Data listing:

## Start

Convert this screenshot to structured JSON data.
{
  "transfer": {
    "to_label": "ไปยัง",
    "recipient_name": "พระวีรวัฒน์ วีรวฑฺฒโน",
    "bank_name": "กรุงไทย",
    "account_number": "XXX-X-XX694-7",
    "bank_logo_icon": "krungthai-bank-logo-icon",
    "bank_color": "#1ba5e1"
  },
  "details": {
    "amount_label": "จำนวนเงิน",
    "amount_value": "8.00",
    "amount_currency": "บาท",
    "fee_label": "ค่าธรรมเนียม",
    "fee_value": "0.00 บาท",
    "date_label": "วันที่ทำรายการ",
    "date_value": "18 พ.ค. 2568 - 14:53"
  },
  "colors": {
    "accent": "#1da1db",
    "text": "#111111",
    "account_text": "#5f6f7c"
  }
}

## End

Every line above should be printed again exactly as it stands.

Convert this screenshot to structured JSON data.
{
  "transfer": {
    "to_label": "ไปยัง",
    "recipient_name": "พระวีรวัฒน์ วีรวฑฺฒโน",
    "bank_name": "กรุงไทย",
    "account_number": "XXX-X-XX694-7",
    "bank_logo_icon": "krungthai-bank-logo-icon",
    "bank_color": "#1ba5e1"
  },
  "details": {
    "amount_label": "จำนวนเงิน",
    "amount_value": "8.00",
    "amount_currency": "บาท",
    "fee_label": "ค่าธรรมเนียม",
    "fee_value": "0.00 บาท",
    "date_label": "วันที่ทำรายการ",
    "date_value": "18 พ.ค. 2568 - 14:53"
  },
  "colors": {
    "accent": "#1da1db",
    "text": "#111111",
    "account_text": "#5f6f7c"
  }
}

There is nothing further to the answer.